**Exercise inputs**

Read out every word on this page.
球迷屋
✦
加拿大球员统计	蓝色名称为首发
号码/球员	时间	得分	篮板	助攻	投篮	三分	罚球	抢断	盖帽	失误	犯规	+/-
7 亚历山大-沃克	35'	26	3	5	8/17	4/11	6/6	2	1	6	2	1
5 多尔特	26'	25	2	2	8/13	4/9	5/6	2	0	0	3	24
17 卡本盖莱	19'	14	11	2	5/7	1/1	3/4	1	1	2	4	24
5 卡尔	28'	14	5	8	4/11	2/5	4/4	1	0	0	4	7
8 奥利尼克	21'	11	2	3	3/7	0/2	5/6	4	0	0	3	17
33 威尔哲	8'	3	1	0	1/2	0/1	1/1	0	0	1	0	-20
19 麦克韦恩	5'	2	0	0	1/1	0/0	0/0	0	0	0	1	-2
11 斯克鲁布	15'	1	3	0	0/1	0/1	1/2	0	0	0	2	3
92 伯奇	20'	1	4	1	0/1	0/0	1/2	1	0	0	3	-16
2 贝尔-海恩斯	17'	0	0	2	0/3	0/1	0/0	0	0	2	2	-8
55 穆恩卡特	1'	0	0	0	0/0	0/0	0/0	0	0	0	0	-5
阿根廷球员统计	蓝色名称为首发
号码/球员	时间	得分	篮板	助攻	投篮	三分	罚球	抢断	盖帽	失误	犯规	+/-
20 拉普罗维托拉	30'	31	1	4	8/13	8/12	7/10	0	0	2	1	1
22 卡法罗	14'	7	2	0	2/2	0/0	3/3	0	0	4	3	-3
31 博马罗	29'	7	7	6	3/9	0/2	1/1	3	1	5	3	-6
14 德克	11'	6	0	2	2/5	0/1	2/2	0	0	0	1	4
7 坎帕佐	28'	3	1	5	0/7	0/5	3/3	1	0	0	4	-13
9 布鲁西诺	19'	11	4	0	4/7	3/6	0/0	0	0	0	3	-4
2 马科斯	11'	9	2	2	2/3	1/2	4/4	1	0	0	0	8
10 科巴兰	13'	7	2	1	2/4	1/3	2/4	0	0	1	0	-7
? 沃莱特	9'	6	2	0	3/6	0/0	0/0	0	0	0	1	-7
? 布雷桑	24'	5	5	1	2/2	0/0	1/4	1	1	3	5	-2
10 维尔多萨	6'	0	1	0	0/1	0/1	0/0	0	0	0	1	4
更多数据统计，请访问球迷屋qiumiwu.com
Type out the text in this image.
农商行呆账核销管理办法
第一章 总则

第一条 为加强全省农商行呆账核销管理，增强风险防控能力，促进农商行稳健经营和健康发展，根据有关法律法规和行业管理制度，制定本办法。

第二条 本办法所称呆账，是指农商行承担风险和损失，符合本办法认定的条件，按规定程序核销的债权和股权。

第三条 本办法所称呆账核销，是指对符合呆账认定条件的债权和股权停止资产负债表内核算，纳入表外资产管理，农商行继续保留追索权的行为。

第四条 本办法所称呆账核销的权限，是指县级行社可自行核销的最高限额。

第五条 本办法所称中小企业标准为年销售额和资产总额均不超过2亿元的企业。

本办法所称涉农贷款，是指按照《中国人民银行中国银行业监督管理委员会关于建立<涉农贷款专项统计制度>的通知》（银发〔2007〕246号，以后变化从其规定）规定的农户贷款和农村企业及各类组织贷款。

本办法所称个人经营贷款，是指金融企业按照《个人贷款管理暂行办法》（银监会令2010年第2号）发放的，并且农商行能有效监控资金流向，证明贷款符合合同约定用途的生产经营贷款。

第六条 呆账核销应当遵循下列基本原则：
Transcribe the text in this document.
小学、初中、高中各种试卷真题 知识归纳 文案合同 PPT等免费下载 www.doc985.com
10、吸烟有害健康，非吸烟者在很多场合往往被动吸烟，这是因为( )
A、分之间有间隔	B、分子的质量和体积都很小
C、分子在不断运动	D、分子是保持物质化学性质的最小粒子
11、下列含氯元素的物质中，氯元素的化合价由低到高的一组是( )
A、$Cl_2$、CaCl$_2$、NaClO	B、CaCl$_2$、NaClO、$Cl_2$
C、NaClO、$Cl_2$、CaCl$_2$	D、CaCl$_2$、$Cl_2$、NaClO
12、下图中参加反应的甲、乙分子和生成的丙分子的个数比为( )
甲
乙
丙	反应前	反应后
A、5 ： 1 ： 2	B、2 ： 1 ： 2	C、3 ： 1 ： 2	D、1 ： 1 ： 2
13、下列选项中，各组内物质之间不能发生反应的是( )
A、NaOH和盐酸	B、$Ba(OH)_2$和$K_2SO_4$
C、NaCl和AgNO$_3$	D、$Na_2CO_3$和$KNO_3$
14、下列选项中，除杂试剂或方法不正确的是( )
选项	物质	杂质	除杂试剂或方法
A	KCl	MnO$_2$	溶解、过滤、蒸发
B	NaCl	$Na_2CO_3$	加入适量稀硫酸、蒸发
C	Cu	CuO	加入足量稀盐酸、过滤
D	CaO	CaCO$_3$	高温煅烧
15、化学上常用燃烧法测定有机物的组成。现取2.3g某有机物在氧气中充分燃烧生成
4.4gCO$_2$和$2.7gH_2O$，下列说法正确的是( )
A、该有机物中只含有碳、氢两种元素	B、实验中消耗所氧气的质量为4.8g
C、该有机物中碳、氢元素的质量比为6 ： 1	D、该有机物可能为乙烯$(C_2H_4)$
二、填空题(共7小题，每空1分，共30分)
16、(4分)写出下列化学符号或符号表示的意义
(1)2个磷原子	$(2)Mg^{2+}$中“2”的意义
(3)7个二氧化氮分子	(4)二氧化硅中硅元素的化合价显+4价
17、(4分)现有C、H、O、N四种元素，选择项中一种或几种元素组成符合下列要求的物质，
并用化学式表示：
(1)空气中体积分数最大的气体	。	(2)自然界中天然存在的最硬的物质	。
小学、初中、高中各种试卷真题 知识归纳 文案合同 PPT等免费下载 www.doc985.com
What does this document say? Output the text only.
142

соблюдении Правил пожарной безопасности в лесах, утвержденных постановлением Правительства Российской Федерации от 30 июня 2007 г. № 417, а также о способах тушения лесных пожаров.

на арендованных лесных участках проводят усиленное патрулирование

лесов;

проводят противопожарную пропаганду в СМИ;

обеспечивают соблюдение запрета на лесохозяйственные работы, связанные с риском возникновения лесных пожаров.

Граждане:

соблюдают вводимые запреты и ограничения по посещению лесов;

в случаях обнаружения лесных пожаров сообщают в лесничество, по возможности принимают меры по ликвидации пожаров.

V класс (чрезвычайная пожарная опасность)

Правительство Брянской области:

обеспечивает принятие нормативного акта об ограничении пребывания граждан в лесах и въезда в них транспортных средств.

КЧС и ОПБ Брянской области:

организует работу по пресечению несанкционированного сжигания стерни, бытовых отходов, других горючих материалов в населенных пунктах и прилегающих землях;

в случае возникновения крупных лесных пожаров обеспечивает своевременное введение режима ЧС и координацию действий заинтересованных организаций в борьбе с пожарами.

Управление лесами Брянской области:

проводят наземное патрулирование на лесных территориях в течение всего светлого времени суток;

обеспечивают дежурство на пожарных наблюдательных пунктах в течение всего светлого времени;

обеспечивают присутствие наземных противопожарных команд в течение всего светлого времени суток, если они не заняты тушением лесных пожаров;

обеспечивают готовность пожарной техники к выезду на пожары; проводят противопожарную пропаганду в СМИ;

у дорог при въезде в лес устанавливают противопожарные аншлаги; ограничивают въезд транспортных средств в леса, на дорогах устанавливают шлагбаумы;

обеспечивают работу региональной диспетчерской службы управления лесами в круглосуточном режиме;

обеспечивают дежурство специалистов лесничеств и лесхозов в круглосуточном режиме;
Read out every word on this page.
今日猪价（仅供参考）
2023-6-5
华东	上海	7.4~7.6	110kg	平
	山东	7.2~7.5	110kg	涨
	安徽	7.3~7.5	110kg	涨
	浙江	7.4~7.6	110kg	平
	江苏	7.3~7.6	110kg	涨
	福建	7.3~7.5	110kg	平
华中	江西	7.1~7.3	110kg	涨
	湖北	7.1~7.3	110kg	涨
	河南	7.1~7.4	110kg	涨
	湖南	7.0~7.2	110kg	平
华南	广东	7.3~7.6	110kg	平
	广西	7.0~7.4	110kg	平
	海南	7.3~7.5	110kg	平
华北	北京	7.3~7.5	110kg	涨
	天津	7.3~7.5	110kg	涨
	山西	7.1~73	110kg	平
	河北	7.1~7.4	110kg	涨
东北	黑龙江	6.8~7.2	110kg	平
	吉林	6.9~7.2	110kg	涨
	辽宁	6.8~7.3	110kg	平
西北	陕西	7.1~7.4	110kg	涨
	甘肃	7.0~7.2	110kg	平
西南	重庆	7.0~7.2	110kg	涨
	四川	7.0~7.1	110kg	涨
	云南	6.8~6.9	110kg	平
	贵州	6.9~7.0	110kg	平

**What needs to be done**
Scan the material above. Copy each line where "работу" occurs.

**The result**
организует работу по пресечению несанкционированного сжигания стерни, бытовых отходов, других горючих материалов в населенных пунктах и прилегающих землях;
обеспечивают работу региональной диспетчерской службы управления лесами в круглосуточном режиме;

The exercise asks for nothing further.